SET EXERCISE: Reproduce the material in full, exactly as written.

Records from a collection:
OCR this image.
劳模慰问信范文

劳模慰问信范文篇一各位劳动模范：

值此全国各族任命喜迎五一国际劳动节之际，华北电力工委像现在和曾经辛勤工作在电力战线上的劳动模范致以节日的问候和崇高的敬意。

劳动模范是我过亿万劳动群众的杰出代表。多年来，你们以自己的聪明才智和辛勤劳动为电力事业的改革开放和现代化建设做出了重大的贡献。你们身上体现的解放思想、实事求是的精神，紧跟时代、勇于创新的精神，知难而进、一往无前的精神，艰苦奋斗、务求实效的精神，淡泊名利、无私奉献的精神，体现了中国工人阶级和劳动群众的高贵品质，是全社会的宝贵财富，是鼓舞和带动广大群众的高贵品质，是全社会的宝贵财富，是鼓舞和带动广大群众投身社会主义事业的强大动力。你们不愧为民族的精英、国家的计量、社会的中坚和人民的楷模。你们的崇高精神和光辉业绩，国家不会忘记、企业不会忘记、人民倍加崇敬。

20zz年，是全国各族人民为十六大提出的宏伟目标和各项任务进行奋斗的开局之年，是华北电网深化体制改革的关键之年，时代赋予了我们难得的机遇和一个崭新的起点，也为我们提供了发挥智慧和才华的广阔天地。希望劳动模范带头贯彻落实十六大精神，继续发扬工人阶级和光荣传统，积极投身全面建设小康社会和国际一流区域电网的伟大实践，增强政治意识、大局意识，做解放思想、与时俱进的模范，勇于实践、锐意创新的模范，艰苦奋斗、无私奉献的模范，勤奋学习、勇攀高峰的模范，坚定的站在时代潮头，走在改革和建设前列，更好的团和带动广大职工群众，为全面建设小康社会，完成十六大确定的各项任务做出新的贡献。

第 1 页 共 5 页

COMPLETE OUTPUT:
OCR this image.
劳模慰问信范文

劳模慰问信范文篇一各位劳动模范：

值此全国各族任命喜迎五一国际劳动节之际，华北电力工委像现在和曾经辛勤工作在电力战线上的劳动模范致以节日的问候和崇高的敬意。

劳动模范是我过亿万劳动群众的杰出代表。多年来，你们以自己的聪明才智和辛勤劳动为电力事业的改革开放和现代化建设做出了重大的贡献。你们身上体现的解放思想、实事求是的精神，紧跟时代、勇于创新的精神，知难而进、一往无前的精神，艰苦奋斗、务求实效的精神，淡泊名利、无私奉献的精神，体现了中国工人阶级和劳动群众的高贵品质，是全社会的宝贵财富，是鼓舞和带动广大群众的高贵品质，是全社会的宝贵财富，是鼓舞和带动广大群众投身社会主义事业的强大动力。你们不愧为民族的精英、国家的计量、社会的中坚和人民的楷模。你们的崇高精神和光辉业绩，国家不会忘记、企业不会忘记、人民倍加崇敬。

20zz年，是全国各族人民为十六大提出的宏伟目标和各项任务进行奋斗的开局之年，是华北电网深化体制改革的关键之年，时代赋予了我们难得的机遇和一个崭新的起点，也为我们提供了发挥智慧和才华的广阔天地。希望劳动模范带头贯彻落实十六大精神，继续发扬工人阶级和光荣传统，积极投身全面建设小康社会和国际一流区域电网的伟大实践，增强政治意识、大局意识，做解放思想、与时俱进的模范，勇于实践、锐意创新的模范，艰苦奋斗、无私奉献的模范，勤奋学习、勇攀高峰的模范，坚定的站在时代潮头，走在改革和建设前列，更好的团和带动广大职工群众，为全面建设小康社会，完成十六大确定的各项任务做出新的贡献。

第 1 页 共 5 页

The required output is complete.